> [What is being asked]
Restate the records that follow word for word; no pictures should appear.

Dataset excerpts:

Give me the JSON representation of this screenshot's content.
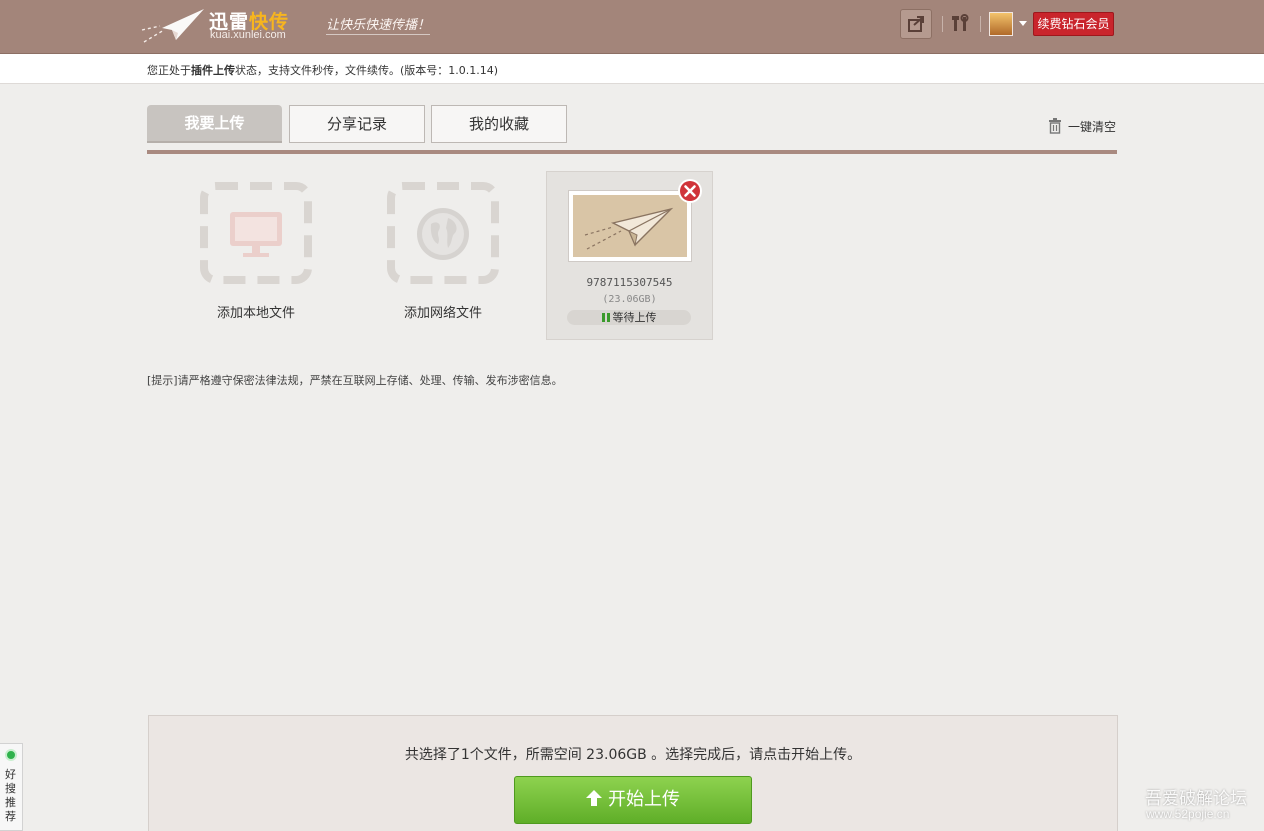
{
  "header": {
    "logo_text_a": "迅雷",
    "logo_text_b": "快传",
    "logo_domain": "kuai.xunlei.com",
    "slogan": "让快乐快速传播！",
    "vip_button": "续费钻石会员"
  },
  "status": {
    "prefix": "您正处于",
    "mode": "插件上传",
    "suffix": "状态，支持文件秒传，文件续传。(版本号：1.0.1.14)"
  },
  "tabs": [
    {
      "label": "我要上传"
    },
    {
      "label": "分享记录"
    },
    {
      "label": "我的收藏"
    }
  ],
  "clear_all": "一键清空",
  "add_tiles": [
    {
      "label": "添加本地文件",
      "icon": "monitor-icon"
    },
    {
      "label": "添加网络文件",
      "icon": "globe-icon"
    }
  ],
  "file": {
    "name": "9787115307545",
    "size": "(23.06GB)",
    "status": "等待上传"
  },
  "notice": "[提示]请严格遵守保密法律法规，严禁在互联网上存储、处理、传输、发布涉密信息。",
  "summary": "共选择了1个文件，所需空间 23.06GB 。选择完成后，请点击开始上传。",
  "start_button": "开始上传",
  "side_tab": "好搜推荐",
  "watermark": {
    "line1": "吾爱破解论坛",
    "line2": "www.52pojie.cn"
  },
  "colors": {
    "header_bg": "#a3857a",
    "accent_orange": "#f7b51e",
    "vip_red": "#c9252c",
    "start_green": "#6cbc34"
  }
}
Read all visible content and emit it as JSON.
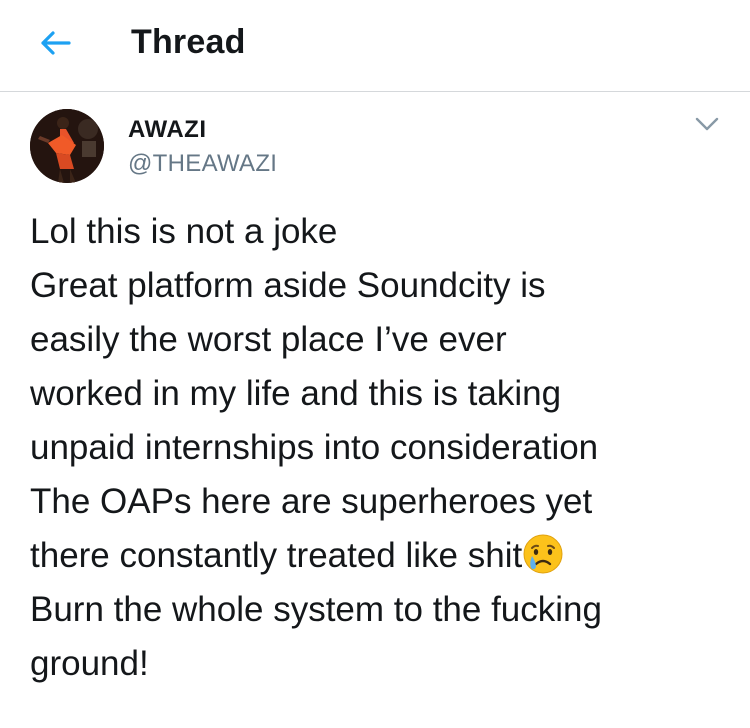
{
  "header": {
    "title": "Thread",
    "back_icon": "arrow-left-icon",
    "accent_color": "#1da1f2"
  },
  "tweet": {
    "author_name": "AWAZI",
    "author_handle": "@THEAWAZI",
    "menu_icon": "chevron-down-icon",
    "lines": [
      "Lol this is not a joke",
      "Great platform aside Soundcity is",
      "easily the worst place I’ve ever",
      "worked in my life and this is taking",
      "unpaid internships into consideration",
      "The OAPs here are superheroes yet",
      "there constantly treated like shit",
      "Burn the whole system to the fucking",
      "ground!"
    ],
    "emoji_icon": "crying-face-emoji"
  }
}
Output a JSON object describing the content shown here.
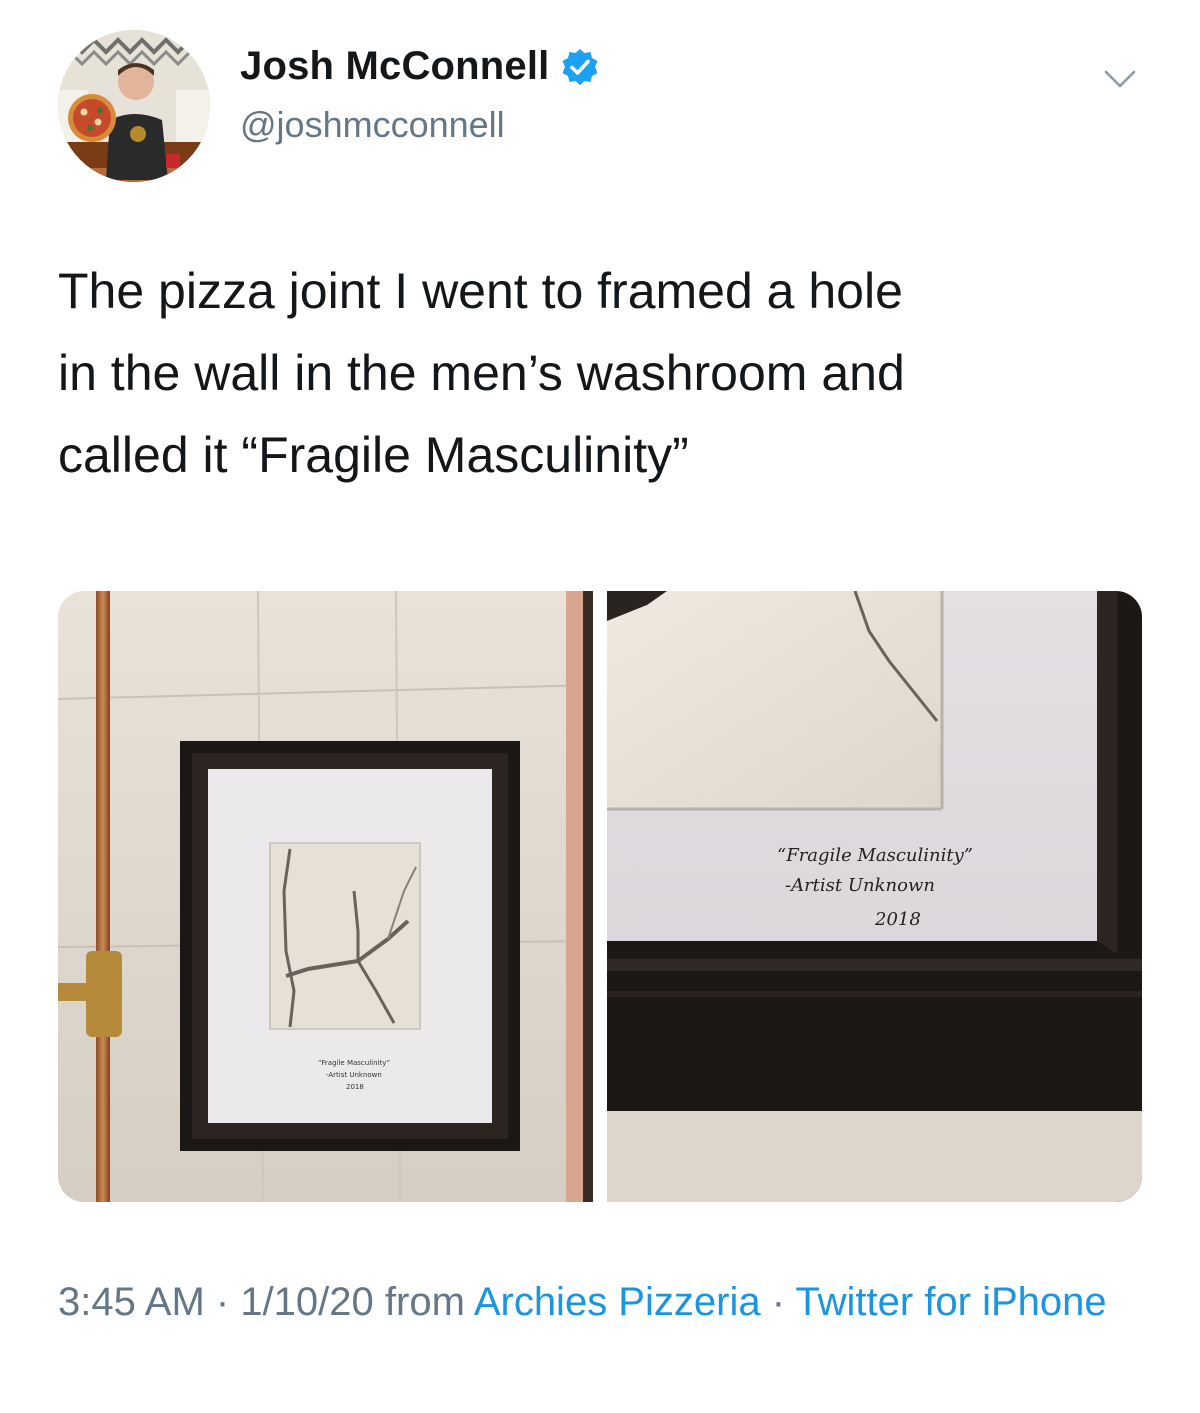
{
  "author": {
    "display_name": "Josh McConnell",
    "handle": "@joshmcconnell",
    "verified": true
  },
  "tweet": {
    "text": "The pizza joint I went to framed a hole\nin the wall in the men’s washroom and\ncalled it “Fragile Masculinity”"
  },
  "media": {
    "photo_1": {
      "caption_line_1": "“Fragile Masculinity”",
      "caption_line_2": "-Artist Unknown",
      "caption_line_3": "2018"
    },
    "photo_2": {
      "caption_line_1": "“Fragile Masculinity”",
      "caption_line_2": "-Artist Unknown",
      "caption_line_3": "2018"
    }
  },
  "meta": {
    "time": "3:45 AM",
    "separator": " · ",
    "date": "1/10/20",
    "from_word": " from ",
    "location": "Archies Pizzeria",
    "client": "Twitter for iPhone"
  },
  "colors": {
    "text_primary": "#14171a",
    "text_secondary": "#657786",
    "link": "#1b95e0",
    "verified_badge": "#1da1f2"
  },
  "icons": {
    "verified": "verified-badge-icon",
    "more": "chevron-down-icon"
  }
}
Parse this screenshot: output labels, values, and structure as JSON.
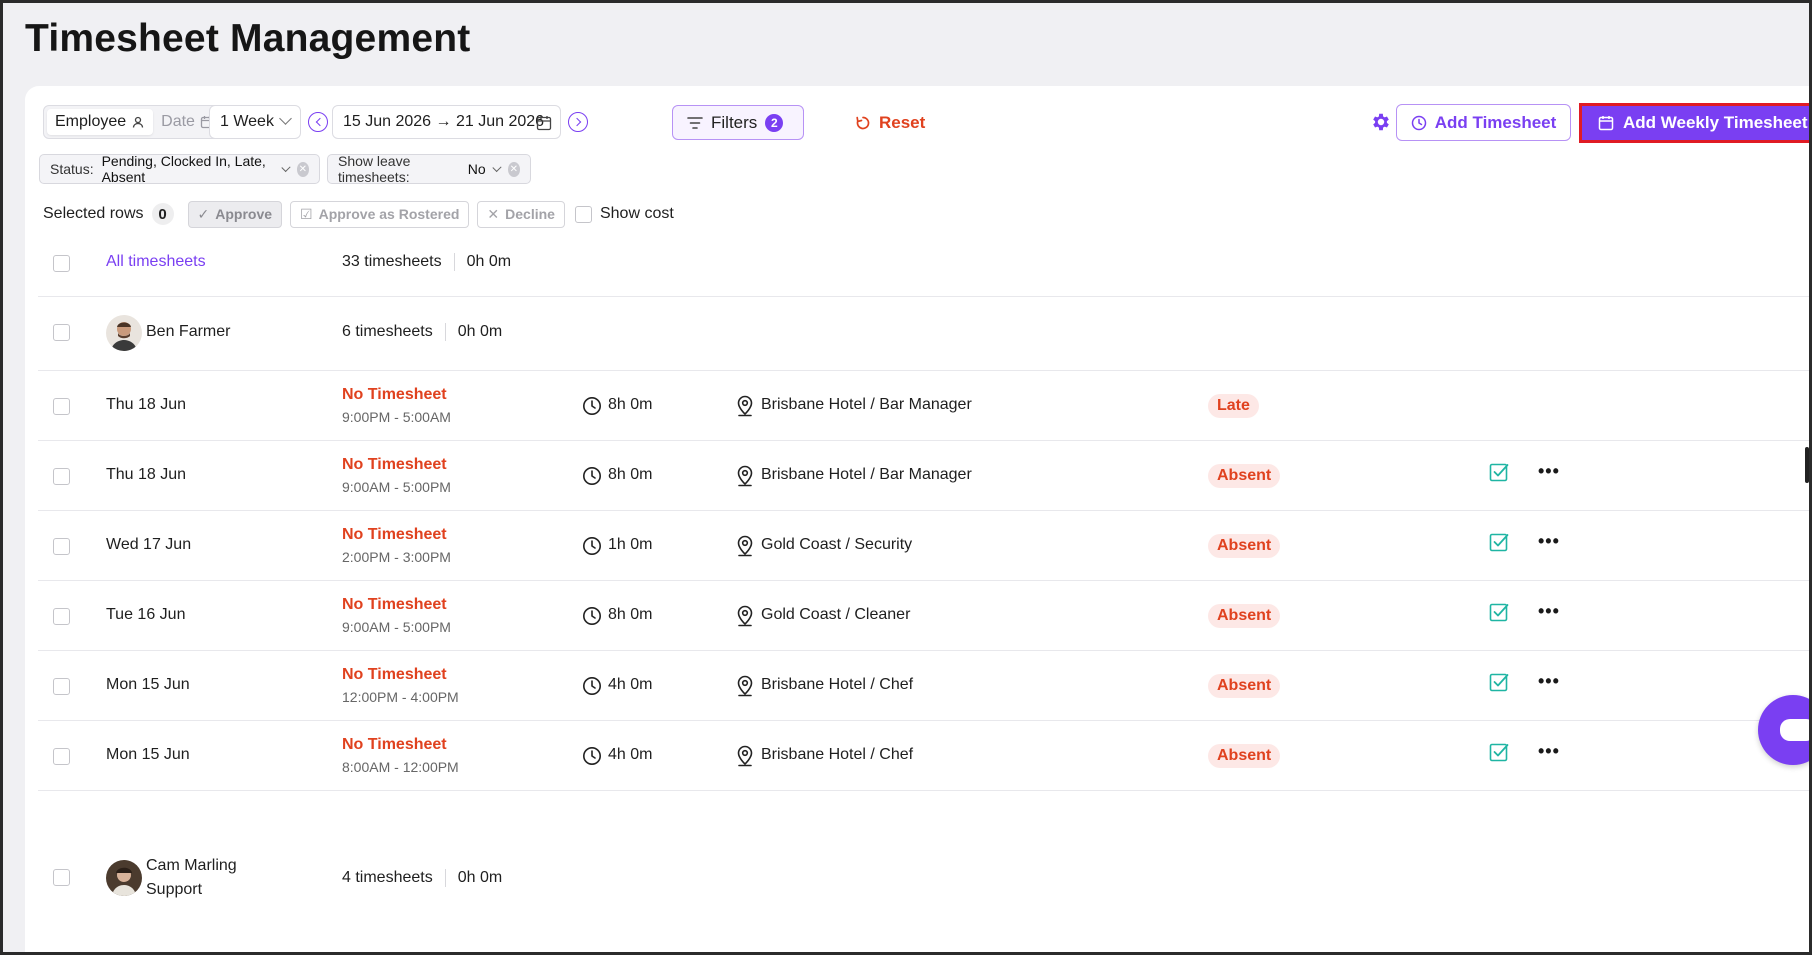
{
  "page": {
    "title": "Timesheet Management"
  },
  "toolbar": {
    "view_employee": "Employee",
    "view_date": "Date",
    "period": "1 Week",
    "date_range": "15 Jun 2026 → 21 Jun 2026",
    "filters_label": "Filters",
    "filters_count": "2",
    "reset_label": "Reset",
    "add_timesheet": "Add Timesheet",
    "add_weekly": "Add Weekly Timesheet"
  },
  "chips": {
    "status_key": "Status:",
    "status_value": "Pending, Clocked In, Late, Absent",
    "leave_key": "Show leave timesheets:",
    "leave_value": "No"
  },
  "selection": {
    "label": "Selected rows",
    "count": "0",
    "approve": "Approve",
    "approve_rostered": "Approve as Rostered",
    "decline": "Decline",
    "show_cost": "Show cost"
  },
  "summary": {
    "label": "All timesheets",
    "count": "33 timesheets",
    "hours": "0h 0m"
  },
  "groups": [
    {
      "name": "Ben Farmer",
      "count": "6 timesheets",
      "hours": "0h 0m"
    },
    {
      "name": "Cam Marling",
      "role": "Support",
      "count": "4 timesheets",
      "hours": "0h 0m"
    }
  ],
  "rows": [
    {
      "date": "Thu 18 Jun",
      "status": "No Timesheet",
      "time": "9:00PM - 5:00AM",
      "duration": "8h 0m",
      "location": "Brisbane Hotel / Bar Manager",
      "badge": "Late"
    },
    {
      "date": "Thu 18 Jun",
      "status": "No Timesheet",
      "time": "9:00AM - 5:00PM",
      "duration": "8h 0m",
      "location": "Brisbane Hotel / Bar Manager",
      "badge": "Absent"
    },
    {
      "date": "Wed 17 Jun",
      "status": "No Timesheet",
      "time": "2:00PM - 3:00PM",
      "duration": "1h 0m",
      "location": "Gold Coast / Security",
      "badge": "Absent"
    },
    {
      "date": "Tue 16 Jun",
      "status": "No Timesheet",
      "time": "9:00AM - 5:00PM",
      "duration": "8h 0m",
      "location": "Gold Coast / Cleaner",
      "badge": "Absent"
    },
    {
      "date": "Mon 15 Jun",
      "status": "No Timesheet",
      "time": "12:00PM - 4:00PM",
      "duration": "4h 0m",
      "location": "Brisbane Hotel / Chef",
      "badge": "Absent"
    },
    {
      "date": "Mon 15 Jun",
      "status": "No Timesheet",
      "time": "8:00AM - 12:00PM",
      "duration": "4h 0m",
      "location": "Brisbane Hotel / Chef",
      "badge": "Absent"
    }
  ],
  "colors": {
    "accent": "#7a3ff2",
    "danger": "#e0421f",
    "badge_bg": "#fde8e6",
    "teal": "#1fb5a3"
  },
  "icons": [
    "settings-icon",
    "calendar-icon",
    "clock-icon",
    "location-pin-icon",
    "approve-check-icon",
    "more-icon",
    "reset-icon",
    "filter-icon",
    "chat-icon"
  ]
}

> [Reply to the exercise]
Give me the JSON representation of this screenshot's content.
{
  "header": {
    "logo_text_a": "迅雷",
    "logo_text_b": "快传",
    "logo_domain": "kuai.xunlei.com",
    "slogan": "让快乐快速传播！",
    "vip_button": "续费钻石会员"
  },
  "status": {
    "prefix": "您正处于",
    "mode": "插件上传",
    "suffix": "状态，支持文件秒传，文件续传。(版本号：1.0.1.14)"
  },
  "tabs": [
    {
      "label": "我要上传"
    },
    {
      "label": "分享记录"
    },
    {
      "label": "我的收藏"
    }
  ],
  "clear_all": "一键清空",
  "add_tiles": [
    {
      "label": "添加本地文件",
      "icon": "monitor-icon"
    },
    {
      "label": "添加网络文件",
      "icon": "globe-icon"
    }
  ],
  "file": {
    "name": "9787115307545",
    "size": "(23.06GB)",
    "status": "等待上传"
  },
  "notice": "[提示]请严格遵守保密法律法规，严禁在互联网上存储、处理、传输、发布涉密信息。",
  "summary": "共选择了1个文件，所需空间 23.06GB 。选择完成后，请点击开始上传。",
  "start_button": "开始上传",
  "side_tab": "好搜推荐",
  "watermark": {
    "line1": "吾爱破解论坛",
    "line2": "www.52pojie.cn"
  },
  "colors": {
    "header_bg": "#a3857a",
    "accent_orange": "#f7b51e",
    "vip_red": "#c9252c",
    "start_green": "#6cbc34"
  }
}
Read all visible content and emit it as JSON.
{
  "header": {
    "title": "Thread",
    "back_icon": "arrow-left-icon",
    "accent_color": "#1da1f2"
  },
  "tweet": {
    "author_name": "AWAZI",
    "author_handle": "@THEAWAZI",
    "menu_icon": "chevron-down-icon",
    "lines": [
      "Lol this is not a joke",
      "Great platform aside Soundcity is",
      "easily the worst place I’ve ever",
      "worked in my life and this is taking",
      "unpaid internships into consideration",
      "The OAPs here are superheroes yet",
      "there constantly treated like shit",
      "Burn the whole system to the fucking",
      "ground!"
    ],
    "emoji_icon": "crying-face-emoji"
  }
}
Output a JSON object describing the content shown here.
{
  "author": {
    "display_name": "Josh McConnell",
    "handle": "@joshmcconnell",
    "verified": true
  },
  "tweet": {
    "text": "The pizza joint I went to framed a hole\nin the wall in the men’s washroom and\ncalled it “Fragile Masculinity”"
  },
  "media": {
    "photo_1": {
      "caption_line_1": "“Fragile Masculinity”",
      "caption_line_2": "-Artist Unknown",
      "caption_line_3": "2018"
    },
    "photo_2": {
      "caption_line_1": "“Fragile Masculinity”",
      "caption_line_2": "-Artist Unknown",
      "caption_line_3": "2018"
    }
  },
  "meta": {
    "time": "3:45 AM",
    "separator": " · ",
    "date": "1/10/20",
    "from_word": " from ",
    "location": "Archies Pizzeria",
    "client": "Twitter for iPhone"
  },
  "colors": {
    "text_primary": "#14171a",
    "text_secondary": "#657786",
    "link": "#1b95e0",
    "verified_badge": "#1da1f2"
  },
  "icons": {
    "verified": "verified-badge-icon",
    "more": "chevron-down-icon"
  }
}
Parse this screenshot: output labels, values, and structure as JSON.
{
  "page": {
    "title": "Timesheet Management"
  },
  "toolbar": {
    "view_employee": "Employee",
    "view_date": "Date",
    "period": "1 Week",
    "date_range": "15 Jun 2026 → 21 Jun 2026",
    "filters_label": "Filters",
    "filters_count": "2",
    "reset_label": "Reset",
    "add_timesheet": "Add Timesheet",
    "add_weekly": "Add Weekly Timesheet"
  },
  "chips": {
    "status_key": "Status:",
    "status_value": "Pending, Clocked In, Late, Absent",
    "leave_key": "Show leave timesheets:",
    "leave_value": "No"
  },
  "selection": {
    "label": "Selected rows",
    "count": "0",
    "approve": "Approve",
    "approve_rostered": "Approve as Rostered",
    "decline": "Decline",
    "show_cost": "Show cost"
  },
  "summary": {
    "label": "All timesheets",
    "count": "33 timesheets",
    "hours": "0h 0m"
  },
  "groups": [
    {
      "name": "Ben Farmer",
      "count": "6 timesheets",
      "hours": "0h 0m"
    },
    {
      "name": "Cam Marling",
      "role": "Support",
      "count": "4 timesheets",
      "hours": "0h 0m"
    }
  ],
  "rows": [
    {
      "date": "Thu 18 Jun",
      "status": "No Timesheet",
      "time": "9:00PM - 5:00AM",
      "duration": "8h 0m",
      "location": "Brisbane Hotel / Bar Manager",
      "badge": "Late"
    },
    {
      "date": "Thu 18 Jun",
      "status": "No Timesheet",
      "time": "9:00AM - 5:00PM",
      "duration": "8h 0m",
      "location": "Brisbane Hotel / Bar Manager",
      "badge": "Absent"
    },
    {
      "date": "Wed 17 Jun",
      "status": "No Timesheet",
      "time": "2:00PM - 3:00PM",
      "duration": "1h 0m",
      "location": "Gold Coast / Security",
      "badge": "Absent"
    },
    {
      "date": "Tue 16 Jun",
      "status": "No Timesheet",
      "time": "9:00AM - 5:00PM",
      "duration": "8h 0m",
      "location": "Gold Coast / Cleaner",
      "badge": "Absent"
    },
    {
      "date": "Mon 15 Jun",
      "status": "No Timesheet",
      "time": "12:00PM - 4:00PM",
      "duration": "4h 0m",
      "location": "Brisbane Hotel / Chef",
      "badge": "Absent"
    },
    {
      "date": "Mon 15 Jun",
      "status": "No Timesheet",
      "time": "8:00AM - 12:00PM",
      "duration": "4h 0m",
      "location": "Brisbane Hotel / Chef",
      "badge": "Absent"
    }
  ],
  "colors": {
    "accent": "#7a3ff2",
    "danger": "#e0421f",
    "badge_bg": "#fde8e6",
    "teal": "#1fb5a3"
  },
  "icons": [
    "settings-icon",
    "calendar-icon",
    "clock-icon",
    "location-pin-icon",
    "approve-check-icon",
    "more-icon",
    "reset-icon",
    "filter-icon",
    "chat-icon"
  ]
}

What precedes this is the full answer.